INSTRUCTIONS FOR THE TASK >>
Collect each line of the records containing the string "selected".

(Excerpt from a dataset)

────────

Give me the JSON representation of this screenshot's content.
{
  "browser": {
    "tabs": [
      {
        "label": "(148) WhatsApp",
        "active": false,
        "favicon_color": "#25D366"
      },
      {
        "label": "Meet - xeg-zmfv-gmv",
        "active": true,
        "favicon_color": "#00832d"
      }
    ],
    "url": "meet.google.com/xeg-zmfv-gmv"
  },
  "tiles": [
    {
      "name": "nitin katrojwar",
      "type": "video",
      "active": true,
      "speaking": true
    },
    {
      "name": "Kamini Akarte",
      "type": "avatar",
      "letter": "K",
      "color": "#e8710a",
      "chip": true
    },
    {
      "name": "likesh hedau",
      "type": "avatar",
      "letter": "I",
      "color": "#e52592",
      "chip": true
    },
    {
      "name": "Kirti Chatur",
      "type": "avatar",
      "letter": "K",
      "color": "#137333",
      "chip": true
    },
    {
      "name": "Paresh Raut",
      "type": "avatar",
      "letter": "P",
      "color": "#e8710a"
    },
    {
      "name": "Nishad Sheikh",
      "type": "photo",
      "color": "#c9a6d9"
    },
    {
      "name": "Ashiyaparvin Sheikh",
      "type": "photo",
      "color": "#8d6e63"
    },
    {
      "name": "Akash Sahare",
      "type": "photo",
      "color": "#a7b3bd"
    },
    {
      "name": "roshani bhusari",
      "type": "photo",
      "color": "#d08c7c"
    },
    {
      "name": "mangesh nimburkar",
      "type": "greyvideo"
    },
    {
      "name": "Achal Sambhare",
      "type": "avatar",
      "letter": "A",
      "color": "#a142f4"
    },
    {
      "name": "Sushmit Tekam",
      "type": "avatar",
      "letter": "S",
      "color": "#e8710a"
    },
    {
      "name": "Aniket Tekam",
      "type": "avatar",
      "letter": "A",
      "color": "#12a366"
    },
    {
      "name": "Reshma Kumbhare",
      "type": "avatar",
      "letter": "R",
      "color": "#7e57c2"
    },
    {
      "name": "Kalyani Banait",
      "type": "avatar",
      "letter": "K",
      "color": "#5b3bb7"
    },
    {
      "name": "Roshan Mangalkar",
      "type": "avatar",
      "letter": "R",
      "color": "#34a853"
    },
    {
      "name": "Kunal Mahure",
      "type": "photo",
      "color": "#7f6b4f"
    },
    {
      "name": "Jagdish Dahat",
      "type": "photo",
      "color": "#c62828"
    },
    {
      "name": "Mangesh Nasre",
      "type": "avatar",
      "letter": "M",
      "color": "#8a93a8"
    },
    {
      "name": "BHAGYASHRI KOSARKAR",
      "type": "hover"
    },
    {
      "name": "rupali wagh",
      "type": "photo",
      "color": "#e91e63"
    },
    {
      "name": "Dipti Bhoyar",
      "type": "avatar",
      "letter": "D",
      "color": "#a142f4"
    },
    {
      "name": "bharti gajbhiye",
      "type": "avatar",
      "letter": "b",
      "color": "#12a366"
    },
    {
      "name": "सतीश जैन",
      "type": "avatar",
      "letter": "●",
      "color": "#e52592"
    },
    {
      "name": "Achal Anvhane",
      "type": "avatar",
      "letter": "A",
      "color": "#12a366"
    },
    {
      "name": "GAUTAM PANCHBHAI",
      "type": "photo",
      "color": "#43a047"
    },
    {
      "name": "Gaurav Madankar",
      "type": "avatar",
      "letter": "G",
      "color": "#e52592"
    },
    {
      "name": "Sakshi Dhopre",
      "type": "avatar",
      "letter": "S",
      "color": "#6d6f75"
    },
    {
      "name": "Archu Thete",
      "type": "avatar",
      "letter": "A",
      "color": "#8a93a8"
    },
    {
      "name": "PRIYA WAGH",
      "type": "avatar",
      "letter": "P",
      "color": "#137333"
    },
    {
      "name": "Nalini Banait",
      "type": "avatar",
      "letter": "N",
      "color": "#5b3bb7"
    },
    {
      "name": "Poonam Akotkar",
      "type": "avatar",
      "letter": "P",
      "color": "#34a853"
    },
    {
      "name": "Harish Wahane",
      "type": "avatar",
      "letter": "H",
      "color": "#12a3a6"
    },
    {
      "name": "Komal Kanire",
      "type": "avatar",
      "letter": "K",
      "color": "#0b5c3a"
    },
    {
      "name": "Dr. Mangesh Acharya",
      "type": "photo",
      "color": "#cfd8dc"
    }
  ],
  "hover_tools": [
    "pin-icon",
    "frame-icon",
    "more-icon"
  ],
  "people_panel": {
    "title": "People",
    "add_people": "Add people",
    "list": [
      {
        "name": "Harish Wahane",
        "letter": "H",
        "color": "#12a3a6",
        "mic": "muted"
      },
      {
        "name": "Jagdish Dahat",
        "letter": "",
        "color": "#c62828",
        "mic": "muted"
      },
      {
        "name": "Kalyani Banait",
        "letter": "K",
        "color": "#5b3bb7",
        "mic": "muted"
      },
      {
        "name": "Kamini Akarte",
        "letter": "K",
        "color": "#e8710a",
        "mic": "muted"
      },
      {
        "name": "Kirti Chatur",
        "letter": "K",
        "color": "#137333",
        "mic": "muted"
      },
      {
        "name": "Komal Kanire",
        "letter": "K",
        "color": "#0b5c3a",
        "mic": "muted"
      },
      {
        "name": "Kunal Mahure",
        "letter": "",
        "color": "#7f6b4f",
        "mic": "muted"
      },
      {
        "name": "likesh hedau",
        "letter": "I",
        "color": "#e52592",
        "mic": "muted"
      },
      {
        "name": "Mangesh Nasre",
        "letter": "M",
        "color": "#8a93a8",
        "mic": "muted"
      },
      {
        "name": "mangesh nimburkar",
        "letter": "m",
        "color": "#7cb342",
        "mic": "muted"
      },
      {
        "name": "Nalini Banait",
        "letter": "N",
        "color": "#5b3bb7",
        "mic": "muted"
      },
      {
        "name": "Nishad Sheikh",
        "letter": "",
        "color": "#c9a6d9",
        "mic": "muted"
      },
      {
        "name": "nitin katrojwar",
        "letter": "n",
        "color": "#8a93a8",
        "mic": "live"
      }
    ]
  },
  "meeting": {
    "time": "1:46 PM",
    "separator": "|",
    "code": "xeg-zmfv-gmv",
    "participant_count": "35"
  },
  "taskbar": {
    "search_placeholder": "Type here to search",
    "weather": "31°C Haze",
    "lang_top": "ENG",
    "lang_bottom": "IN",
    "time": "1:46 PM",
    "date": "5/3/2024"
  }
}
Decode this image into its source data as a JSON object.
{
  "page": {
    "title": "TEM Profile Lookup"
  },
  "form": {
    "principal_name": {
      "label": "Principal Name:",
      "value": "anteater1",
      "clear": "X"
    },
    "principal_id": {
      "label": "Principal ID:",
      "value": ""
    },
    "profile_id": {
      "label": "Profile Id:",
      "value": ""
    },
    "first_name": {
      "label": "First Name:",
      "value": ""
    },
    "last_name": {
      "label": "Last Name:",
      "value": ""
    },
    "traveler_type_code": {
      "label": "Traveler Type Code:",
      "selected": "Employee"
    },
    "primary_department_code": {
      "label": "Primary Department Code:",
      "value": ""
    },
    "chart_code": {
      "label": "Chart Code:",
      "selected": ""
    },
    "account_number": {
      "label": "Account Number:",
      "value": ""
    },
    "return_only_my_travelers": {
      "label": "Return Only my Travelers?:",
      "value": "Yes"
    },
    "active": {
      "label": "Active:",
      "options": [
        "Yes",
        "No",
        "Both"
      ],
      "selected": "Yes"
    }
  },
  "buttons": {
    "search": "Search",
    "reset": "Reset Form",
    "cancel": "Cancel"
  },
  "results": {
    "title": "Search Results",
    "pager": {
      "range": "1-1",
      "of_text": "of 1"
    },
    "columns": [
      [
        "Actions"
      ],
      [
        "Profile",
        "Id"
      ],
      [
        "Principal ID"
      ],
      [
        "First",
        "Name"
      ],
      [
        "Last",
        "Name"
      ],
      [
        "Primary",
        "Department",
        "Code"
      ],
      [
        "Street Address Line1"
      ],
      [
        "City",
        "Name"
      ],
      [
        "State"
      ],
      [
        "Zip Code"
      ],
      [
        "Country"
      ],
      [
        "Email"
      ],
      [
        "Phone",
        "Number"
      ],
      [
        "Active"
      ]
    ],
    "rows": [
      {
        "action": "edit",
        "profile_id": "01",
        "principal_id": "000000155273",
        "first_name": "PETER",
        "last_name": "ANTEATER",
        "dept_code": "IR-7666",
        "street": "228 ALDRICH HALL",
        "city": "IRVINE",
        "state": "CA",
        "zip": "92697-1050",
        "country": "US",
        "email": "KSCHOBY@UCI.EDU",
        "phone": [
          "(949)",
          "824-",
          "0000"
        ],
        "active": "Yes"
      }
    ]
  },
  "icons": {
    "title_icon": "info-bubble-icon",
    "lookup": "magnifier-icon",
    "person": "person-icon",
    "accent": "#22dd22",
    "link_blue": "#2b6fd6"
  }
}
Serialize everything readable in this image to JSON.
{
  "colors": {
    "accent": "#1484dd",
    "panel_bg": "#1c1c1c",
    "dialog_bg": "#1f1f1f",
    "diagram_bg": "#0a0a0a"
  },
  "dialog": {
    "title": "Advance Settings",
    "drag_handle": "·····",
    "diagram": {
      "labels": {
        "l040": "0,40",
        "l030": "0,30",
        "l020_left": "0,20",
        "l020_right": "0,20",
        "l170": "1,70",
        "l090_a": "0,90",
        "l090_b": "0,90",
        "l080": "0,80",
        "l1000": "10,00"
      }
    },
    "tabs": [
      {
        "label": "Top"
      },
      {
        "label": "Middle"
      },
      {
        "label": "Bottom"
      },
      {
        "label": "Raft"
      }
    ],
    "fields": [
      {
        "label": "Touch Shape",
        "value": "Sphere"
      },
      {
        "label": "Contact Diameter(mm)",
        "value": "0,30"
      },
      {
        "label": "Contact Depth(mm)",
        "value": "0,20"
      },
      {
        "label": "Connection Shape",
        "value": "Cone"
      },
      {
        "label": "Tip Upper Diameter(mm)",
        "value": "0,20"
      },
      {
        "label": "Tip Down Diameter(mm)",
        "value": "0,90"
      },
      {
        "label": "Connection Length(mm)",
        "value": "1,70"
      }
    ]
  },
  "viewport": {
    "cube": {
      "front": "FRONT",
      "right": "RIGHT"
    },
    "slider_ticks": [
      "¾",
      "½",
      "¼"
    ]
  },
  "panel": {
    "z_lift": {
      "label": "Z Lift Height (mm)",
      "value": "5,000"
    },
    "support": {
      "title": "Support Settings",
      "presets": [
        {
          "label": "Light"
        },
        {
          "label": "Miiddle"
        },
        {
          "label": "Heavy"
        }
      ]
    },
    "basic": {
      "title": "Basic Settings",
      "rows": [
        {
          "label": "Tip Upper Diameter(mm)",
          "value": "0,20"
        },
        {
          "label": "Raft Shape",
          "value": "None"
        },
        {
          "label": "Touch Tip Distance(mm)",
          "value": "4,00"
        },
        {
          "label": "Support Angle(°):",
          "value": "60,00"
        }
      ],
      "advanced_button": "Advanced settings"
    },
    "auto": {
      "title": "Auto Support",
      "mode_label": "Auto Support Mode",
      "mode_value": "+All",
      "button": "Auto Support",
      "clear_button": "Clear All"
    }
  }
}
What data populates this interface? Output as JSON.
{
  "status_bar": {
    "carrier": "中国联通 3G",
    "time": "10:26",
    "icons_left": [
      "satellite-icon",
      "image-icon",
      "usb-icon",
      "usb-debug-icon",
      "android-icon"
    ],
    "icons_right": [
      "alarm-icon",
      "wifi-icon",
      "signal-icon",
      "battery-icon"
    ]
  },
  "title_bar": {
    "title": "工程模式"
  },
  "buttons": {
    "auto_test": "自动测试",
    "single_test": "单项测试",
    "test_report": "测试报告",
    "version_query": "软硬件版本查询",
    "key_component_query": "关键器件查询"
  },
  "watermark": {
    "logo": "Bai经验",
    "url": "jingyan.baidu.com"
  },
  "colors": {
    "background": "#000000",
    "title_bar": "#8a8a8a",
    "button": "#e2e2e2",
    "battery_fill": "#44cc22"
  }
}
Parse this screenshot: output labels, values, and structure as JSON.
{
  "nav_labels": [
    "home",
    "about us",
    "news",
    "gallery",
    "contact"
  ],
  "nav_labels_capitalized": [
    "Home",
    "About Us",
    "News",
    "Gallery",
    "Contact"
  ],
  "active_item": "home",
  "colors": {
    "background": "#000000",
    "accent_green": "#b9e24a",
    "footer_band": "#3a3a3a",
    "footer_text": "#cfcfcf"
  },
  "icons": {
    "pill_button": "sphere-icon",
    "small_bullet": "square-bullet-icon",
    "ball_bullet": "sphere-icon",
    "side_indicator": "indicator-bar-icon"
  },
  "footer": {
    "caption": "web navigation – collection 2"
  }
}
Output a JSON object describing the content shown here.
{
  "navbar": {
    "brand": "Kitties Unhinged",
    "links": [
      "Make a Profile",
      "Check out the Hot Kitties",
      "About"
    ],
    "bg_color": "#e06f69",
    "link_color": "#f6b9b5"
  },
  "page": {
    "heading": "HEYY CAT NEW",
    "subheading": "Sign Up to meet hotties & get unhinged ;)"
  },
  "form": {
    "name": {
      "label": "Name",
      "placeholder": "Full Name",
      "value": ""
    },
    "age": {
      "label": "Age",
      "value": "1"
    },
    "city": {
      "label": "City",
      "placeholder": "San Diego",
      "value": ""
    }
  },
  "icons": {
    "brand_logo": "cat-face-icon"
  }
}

────────

SOLUTION >>
      "selected": "Employee"
      "selected": ""
      "selected": "Yes"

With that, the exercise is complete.